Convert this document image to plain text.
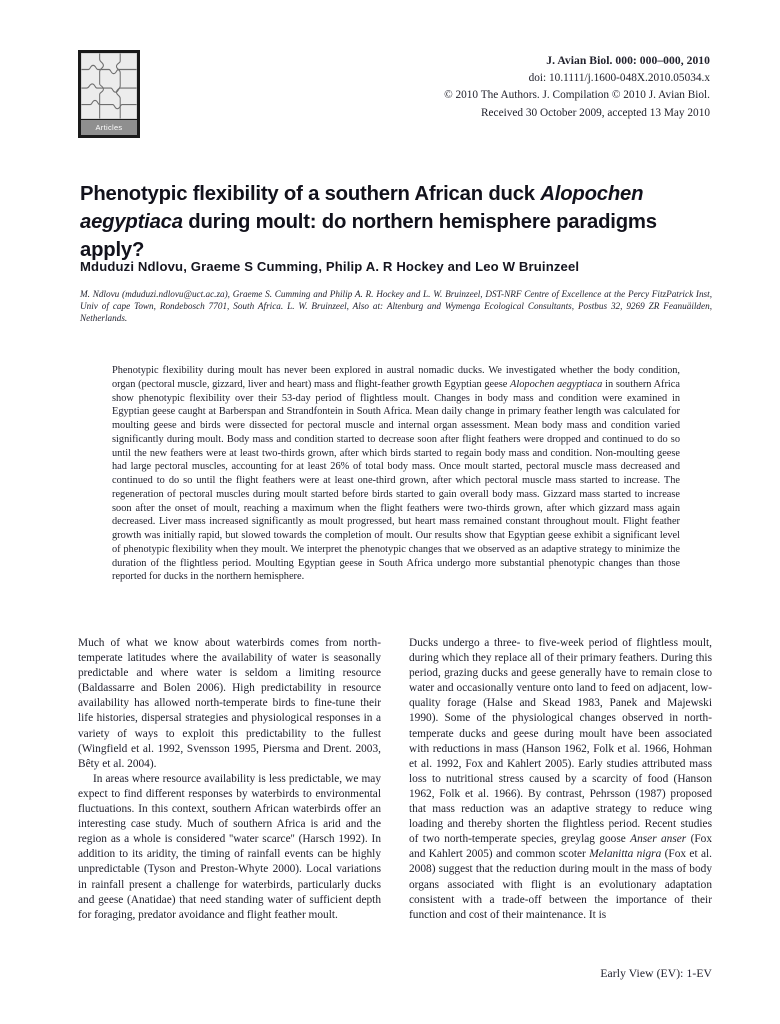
Articles
J. Avian Biol. 000: 000–000, 2010
doi: 10.1111/j.1600-048X.2010.05034.x
© 2010 The Authors. J. Compilation © 2010 J. Avian Biol.
Received 30 October 2009, accepted 13 May 2010
Phenotypic flexibility of a southern African duck Alopochen aegyptiaca during moult: do northern hemisphere paradigms apply?
Mduduzi Ndlovu, Graeme S Cumming, Philip A. R Hockey and Leo W Bruinzeel
M. Ndlovu (mduduzi.ndlovu@uct.ac.za), Graeme S. Cumming and Philip A. R. Hockey and L. W. Bruinzeel, DST-NRF Centre of Excellence at the Percy FitzPatrick Inst, Univ of cape Town, Rondebosch 7701, South Africa. L. W. Bruinzeel, Also at: Altenburg and Wymenga Ecological Consultants, Postbus 32, 9269 ZR Feanuäilden, Netherlands.
Phenotypic flexibility during moult has never been explored in austral nomadic ducks. We investigated whether the body condition, organ (pectoral muscle, gizzard, liver and heart) mass and flight-feather growth Egyptian geese Alopochen aegyptiaca in southern Africa show phenotypic flexibility over their 53-day period of flightless moult. Changes in body mass and condition were examined in Egyptian geese caught at Barberspan and Strandfontein in South Africa. Mean daily change in primary feather length was calculated for moulting geese and birds were dissected for pectoral muscle and internal organ assessment. Mean body mass and condition varied significantly during moult. Body mass and condition started to decrease soon after flight feathers were dropped and continued to do so until the new feathers were at least two-thirds grown, after which birds started to regain body mass and condition. Non-moulting geese had large pectoral muscles, accounting for at least 26% of total body mass. Once moult started, pectoral muscle mass decreased and continued to do so until the flight feathers were at least one-third grown, after which pectoral muscle mass started to increase. The regeneration of pectoral muscles during moult started before birds started to gain overall body mass. Gizzard mass started to increase soon after the onset of moult, reaching a maximum when the flight feathers were two-thirds grown, after which gizzard mass again decreased. Liver mass increased significantly as moult progressed, but heart mass remained constant throughout moult. Flight feather growth was initially rapid, but slowed towards the completion of moult. Our results show that Egyptian geese exhibit a significant level of phenotypic flexibility when they moult. We interpret the phenotypic changes that we observed as an adaptive strategy to minimize the duration of the flightless period. Moulting Egyptian geese in South Africa undergo more substantial phenotypic changes than those reported for ducks in the northern hemisphere.

Much of what we know about waterbirds comes from north-temperate latitudes where the availability of water is seasonally predictable and where water is seldom a limiting resource (Baldassarre and Bolen 2006). High predictability in resource availability has allowed north-temperate birds to fine-tune their life histories, dispersal strategies and physiological responses in a variety of ways to exploit this predictability to the fullest (Wingfield et al. 1992, Svensson 1995, Piersma and Drent. 2003, Bêty et al. 2004).

In areas where resource availability is less predictable, we may expect to find different responses by waterbirds to environmental fluctuations. In this context, southern African waterbirds offer an interesting case study. Much of southern Africa is arid and the region as a whole is considered ''water scarce'' (Harsch 1992). In addition to its aridity, the timing of rainfall events can be highly unpredictable (Tyson and Preston-Whyte 2000). Local variations in rainfall present a challenge for waterbirds, particularly ducks and geese (Anatidae) that need standing water of sufficient depth for foraging, predator avoidance and flight feather moult.

Ducks undergo a three- to five-week period of flightless moult, during which they replace all of their primary feathers. During this period, grazing ducks and geese generally have to remain close to water and occasionally venture onto land to feed on adjacent, low-quality forage (Halse and Skead 1983, Panek and Majewski 1990). Some of the physiological changes observed in north-temperate ducks and geese during moult have been associated with reductions in mass (Hanson 1962, Folk et al. 1966, Hohman et al. 1992, Fox and Kahlert 2005). Early studies attributed mass loss to nutritional stress caused by a scarcity of food (Hanson 1962, Folk et al. 1966). By contrast, Pehrsson (1987) proposed that mass reduction was an adaptive strategy to reduce wing loading and thereby shorten the flightless period. Recent studies of two north-temperate species, greylag goose Anser anser (Fox and Kahlert 2005) and common scoter Melanitta nigra (Fox et al. 2008) suggest that the reduction during moult in the mass of body organs associated with flight is an evolutionary adaptation consistent with a trade-off between the importance of their function and cost of their maintenance. It is

Early View (EV): 1-EV
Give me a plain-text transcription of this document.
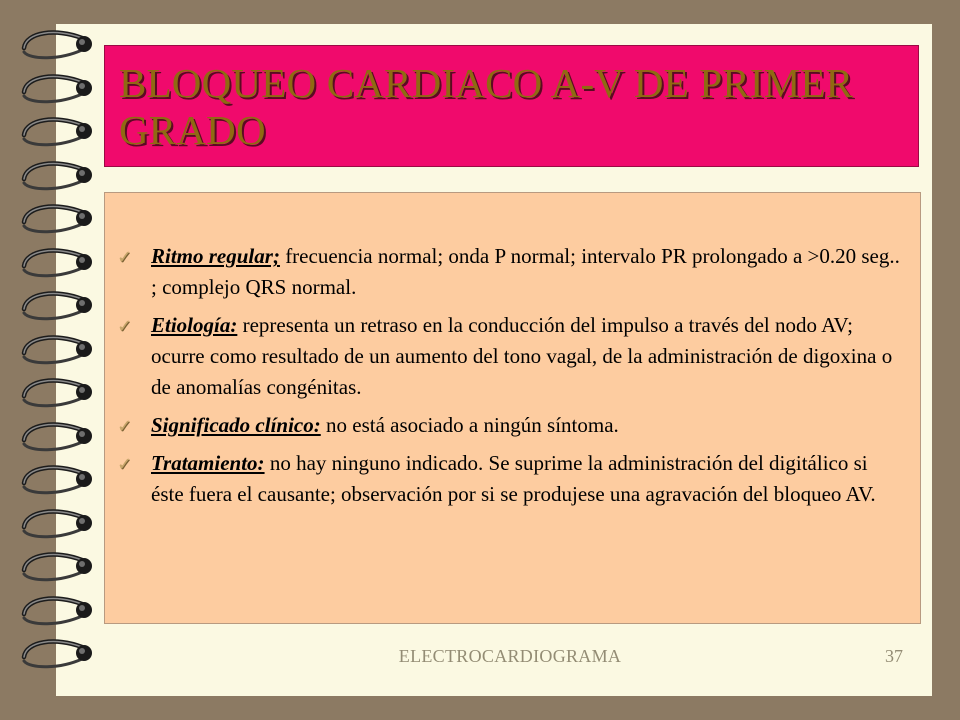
BLOQUEO CARDIACO A-V DE PRIMER GRADO
✓ Ritmo regular; frecuencia normal; onda P normal; intervalo PR prolongado a >0.20 seg.. ; complejo QRS normal.
✓ Etiología: representa un retraso en la conducción del impulso a través del nodo AV; ocurre como resultado de un aumento del tono vagal, de la administración de digoxina o de anomalías congénitas.
✓ Significado clínico: no está asociado a ningún síntoma.
✓ Tratamiento: no hay ninguno indicado. Se suprime la administración del digitálico si éste fuera el causante; observación por si se produjese una agravación del bloqueo AV.
ELECTROCARDIOGRAMA	37
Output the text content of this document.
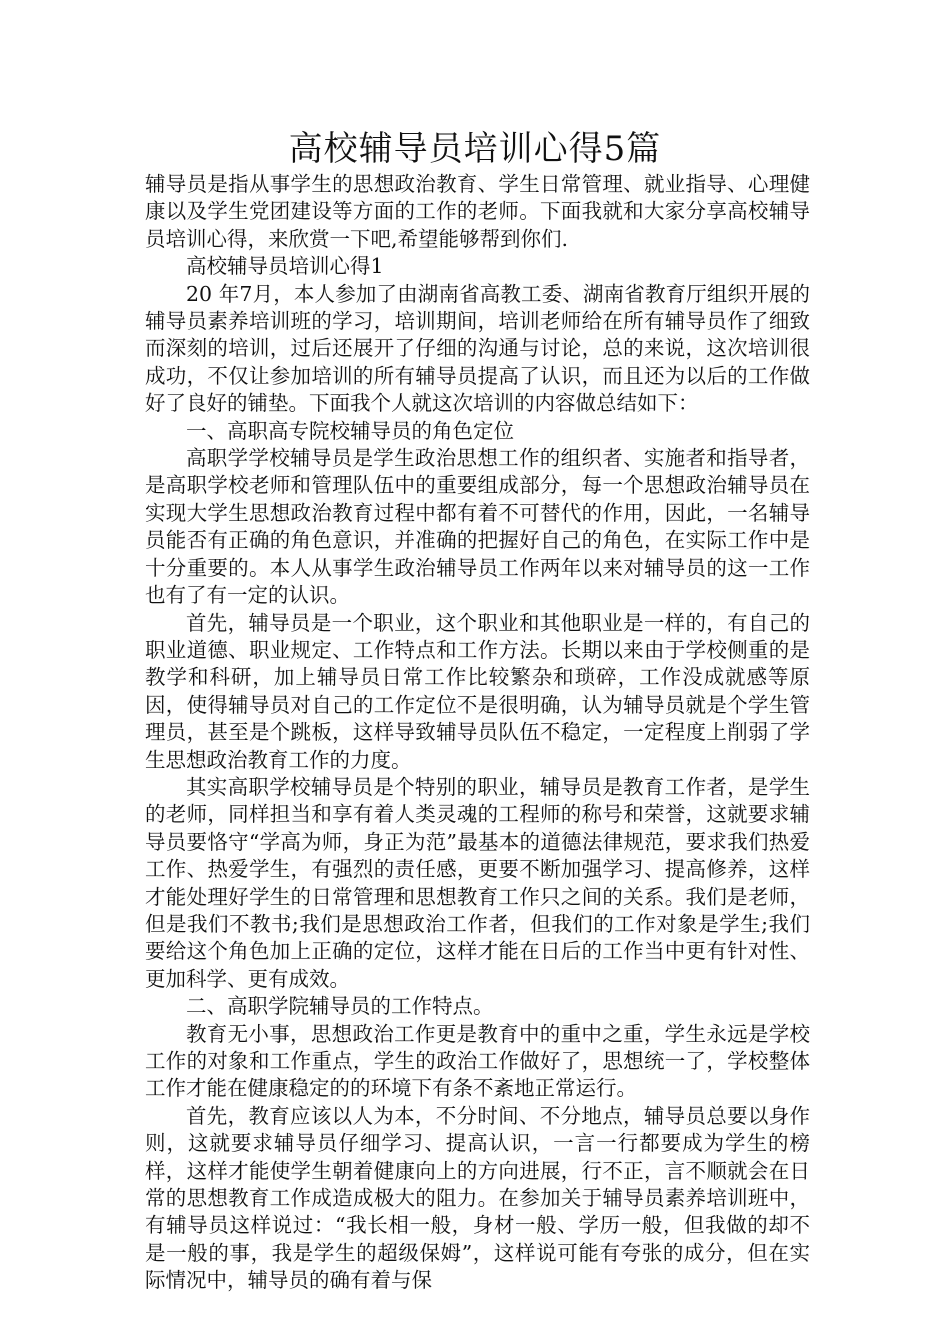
高校辅导员培训心得5篇

辅导员是指从事学生的思想政治教育、学生日常管理、就业指导、心理健康以及学生党团建设等方面的工作的老师。下面我就和大家分享高校辅导员培训心得，来欣赏一下吧,希望能够帮到你们.

高校辅导员培训心得1

20 年7月，本人参加了由湖南省高教工委、湖南省教育厅组织开展的辅导员素养培训班的学习，培训期间，培训老师给在所有辅导员作了细致而深刻的培训，过后还展开了仔细的沟通与讨论，总的来说，这次培训很成功，不仅让参加培训的所有辅导员提高了认识，而且还为以后的工作做好了良好的铺垫。下面我个人就这次培训的内容做总结如下：

一、高职高专院校辅导员的角色定位

高职学学校辅导员是学生政治思想工作的组织者、实施者和指导者，是高职学校老师和管理队伍中的重要组成部分，每一个思想政治辅导员在实现大学生思想政治教育过程中都有着不可替代的作用，因此，一名辅导员能否有正确的角色意识，并准确的把握好自己的角色，在实际工作中是十分重要的。本人从事学生政治辅导员工作两年以来对辅导员的这一工作也有了有一定的认识。

首先，辅导员是一个职业，这个职业和其他职业是一样的，有自己的职业道德、职业规定、工作特点和工作方法。长期以来由于学校侧重的是教学和科研，加上辅导员日常工作比较繁杂和琐碎，工作没成就感等原因，使得辅导员对自己的工作定位不是很明确，认为辅导员就是个学生管理员，甚至是个跳板，这样导致辅导员队伍不稳定，一定程度上削弱了学生思想政治教育工作的力度。

其实高职学校辅导员是个特别的职业，辅导员是教育工作者，是学生的老师，同样担当和享有着人类灵魂的工程师的称号和荣誉，这就要求辅导员要恪守“学高为师，身正为范”最基本的道德法律规范，要求我们热爱工作、热爱学生，有强烈的责任感，更要不断加强学习、提高修养，这样才能处理好学生的日常管理和思想教育工作只之间的关系。我们是老师，但是我们不教书;我们是思想政治工作者，但我们的工作对象是学生;我们要给这个角色加上正确的定位，这样才能在日后的工作当中更有针对性、更加科学、更有成效。

二、高职学院辅导员的工作特点。

教育无小事，思想政治工作更是教育中的重中之重，学生永远是学校工作的对象和工作重点，学生的政治工作做好了，思想统一了，学校整体工作才能在健康稳定的的环境下有条不紊地正常运行。

首先，教育应该以人为本，不分时间、不分地点，辅导员总要以身作则，这就要求辅导员仔细学习、提高认识，一言一行都要成为学生的榜样，这样才能使学生朝着健康向上的方向进展，行不正，言不顺就会在日常的思想教育工作成造成极大的阻力。在参加关于辅导员素养培训班中，有辅导员这样说过：“我长相一般，身材一般、学历一般，但我做的却不是一般的事，我是学生的超级保姆”，这样说可能有夸张的成分，但在实际情况中，辅导员的确有着与保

__Task to complete__. The records above are to be reproduced exactly; the pictures are to be left out.

__Response to this exercise__.
Convert this document image to plain text.
Articles
J. Avian Biol. 000: 000–000, 2010
doi: 10.1111/j.1600-048X.2010.05034.x
© 2010 The Authors. J. Compilation © 2010 J. Avian Biol.
Received 30 October 2009, accepted 13 May 2010
Phenotypic flexibility of a southern African duck Alopochen aegyptiaca during moult: do northern hemisphere paradigms apply?
Mduduzi Ndlovu, Graeme S Cumming, Philip A. R Hockey and Leo W Bruinzeel
M. Ndlovu (mduduzi.ndlovu@uct.ac.za), Graeme S. Cumming and Philip A. R. Hockey and L. W. Bruinzeel, DST-NRF Centre of Excellence at the Percy FitzPatrick Inst, Univ of cape Town, Rondebosch 7701, South Africa. L. W. Bruinzeel, Also at: Altenburg and Wymenga Ecological Consultants, Postbus 32, 9269 ZR Feanuäilden, Netherlands.
Phenotypic flexibility during moult has never been explored in austral nomadic ducks. We investigated whether the body condition, organ (pectoral muscle, gizzard, liver and heart) mass and flight-feather growth Egyptian geese Alopochen aegyptiaca in southern Africa show phenotypic flexibility over their 53-day period of flightless moult. Changes in body mass and condition were examined in Egyptian geese caught at Barberspan and Strandfontein in South Africa. Mean daily change in primary feather length was calculated for moulting geese and birds were dissected for pectoral muscle and internal organ assessment. Mean body mass and condition varied significantly during moult. Body mass and condition started to decrease soon after flight feathers were dropped and continued to do so until the new feathers were at least two-thirds grown, after which birds started to regain body mass and condition. Non-moulting geese had large pectoral muscles, accounting for at least 26% of total body mass. Once moult started, pectoral muscle mass decreased and continued to do so until the flight feathers were at least one-third grown, after which pectoral muscle mass started to increase. The regeneration of pectoral muscles during moult started before birds started to gain overall body mass. Gizzard mass started to increase soon after the onset of moult, reaching a maximum when the flight feathers were two-thirds grown, after which gizzard mass again decreased. Liver mass increased significantly as moult progressed, but heart mass remained constant throughout moult. Flight feather growth was initially rapid, but slowed towards the completion of moult. Our results show that Egyptian geese exhibit a significant level of phenotypic flexibility when they moult. We interpret the phenotypic changes that we observed as an adaptive strategy to minimize the duration of the flightless period. Moulting Egyptian geese in South Africa undergo more substantial phenotypic changes than those reported for ducks in the northern hemisphere.

Much of what we know about waterbirds comes from north-temperate latitudes where the availability of water is seasonally predictable and where water is seldom a limiting resource (Baldassarre and Bolen 2006). High predictability in resource availability has allowed north-temperate birds to fine-tune their life histories, dispersal strategies and physiological responses in a variety of ways to exploit this predictability to the fullest (Wingfield et al. 1992, Svensson 1995, Piersma and Drent. 2003, Bêty et al. 2004).

In areas where resource availability is less predictable, we may expect to find different responses by waterbirds to environmental fluctuations. In this context, southern African waterbirds offer an interesting case study. Much of southern Africa is arid and the region as a whole is considered ''water scarce'' (Harsch 1992). In addition to its aridity, the timing of rainfall events can be highly unpredictable (Tyson and Preston-Whyte 2000). Local variations in rainfall present a challenge for waterbirds, particularly ducks and geese (Anatidae) that need standing water of sufficient depth for foraging, predator avoidance and flight feather moult.

Ducks undergo a three- to five-week period of flightless moult, during which they replace all of their primary feathers. During this period, grazing ducks and geese generally have to remain close to water and occasionally venture onto land to feed on adjacent, low-quality forage (Halse and Skead 1983, Panek and Majewski 1990). Some of the physiological changes observed in north-temperate ducks and geese during moult have been associated with reductions in mass (Hanson 1962, Folk et al. 1966, Hohman et al. 1992, Fox and Kahlert 2005). Early studies attributed mass loss to nutritional stress caused by a scarcity of food (Hanson 1962, Folk et al. 1966). By contrast, Pehrsson (1987) proposed that mass reduction was an adaptive strategy to reduce wing loading and thereby shorten the flightless period. Recent studies of two north-temperate species, greylag goose Anser anser (Fox and Kahlert 2005) and common scoter Melanitta nigra (Fox et al. 2008) suggest that the reduction during moult in the mass of body organs associated with flight is an evolutionary adaptation consistent with a trade-off between the importance of their function and cost of their maintenance. It is

Early View (EV): 1-EV
Give me a plain-text transcription of this document.
BLOQUEO CARDIACO A-V DE PRIMER GRADO
✓ Ritmo regular; frecuencia normal; onda P normal; intervalo PR prolongado a >0.20 seg.. ; complejo QRS normal.
✓ Etiología: representa un retraso en la conducción del impulso a través del nodo AV; ocurre como resultado de un aumento del tono vagal, de la administración de digoxina o de anomalías congénitas.
✓ Significado clínico: no está asociado a ningún síntoma.
✓ Tratamiento: no hay ninguno indicado. Se suprime la administración del digitálico si éste fuera el causante; observación por si se produjese una agravación del bloqueo AV.
ELECTROCARDIOGRAMA	37
Output the text content of this document.
高校辅导员培训心得5篇

辅导员是指从事学生的思想政治教育、学生日常管理、就业指导、心理健康以及学生党团建设等方面的工作的老师。下面我就和大家分享高校辅导员培训心得，来欣赏一下吧,希望能够帮到你们.

高校辅导员培训心得1

20 年7月，本人参加了由湖南省高教工委、湖南省教育厅组织开展的辅导员素养培训班的学习，培训期间，培训老师给在所有辅导员作了细致而深刻的培训，过后还展开了仔细的沟通与讨论，总的来说，这次培训很成功，不仅让参加培训的所有辅导员提高了认识，而且还为以后的工作做好了良好的铺垫。下面我个人就这次培训的内容做总结如下：

一、高职高专院校辅导员的角色定位

高职学学校辅导员是学生政治思想工作的组织者、实施者和指导者，是高职学校老师和管理队伍中的重要组成部分，每一个思想政治辅导员在实现大学生思想政治教育过程中都有着不可替代的作用，因此，一名辅导员能否有正确的角色意识，并准确的把握好自己的角色，在实际工作中是十分重要的。本人从事学生政治辅导员工作两年以来对辅导员的这一工作也有了有一定的认识。

首先，辅导员是一个职业，这个职业和其他职业是一样的，有自己的职业道德、职业规定、工作特点和工作方法。长期以来由于学校侧重的是教学和科研，加上辅导员日常工作比较繁杂和琐碎，工作没成就感等原因，使得辅导员对自己的工作定位不是很明确，认为辅导员就是个学生管理员，甚至是个跳板，这样导致辅导员队伍不稳定，一定程度上削弱了学生思想政治教育工作的力度。

其实高职学校辅导员是个特别的职业，辅导员是教育工作者，是学生的老师，同样担当和享有着人类灵魂的工程师的称号和荣誉，这就要求辅导员要恪守“学高为师，身正为范”最基本的道德法律规范，要求我们热爱工作、热爱学生，有强烈的责任感，更要不断加强学习、提高修养，这样才能处理好学生的日常管理和思想教育工作只之间的关系。我们是老师，但是我们不教书;我们是思想政治工作者，但我们的工作对象是学生;我们要给这个角色加上正确的定位，这样才能在日后的工作当中更有针对性、更加科学、更有成效。

二、高职学院辅导员的工作特点。

教育无小事，思想政治工作更是教育中的重中之重，学生永远是学校工作的对象和工作重点，学生的政治工作做好了，思想统一了，学校整体工作才能在健康稳定的的环境下有条不紊地正常运行。

首先，教育应该以人为本，不分时间、不分地点，辅导员总要以身作则，这就要求辅导员仔细学习、提高认识，一言一行都要成为学生的榜样，这样才能使学生朝着健康向上的方向进展，行不正，言不顺就会在日常的思想教育工作成造成极大的阻力。在参加关于辅导员素养培训班中，有辅导员这样说过：“我长相一般，身材一般、学历一般，但我做的却不是一般的事，我是学生的超级保姆”，这样说可能有夸张的成分，但在实际情况中，辅导员的确有着与保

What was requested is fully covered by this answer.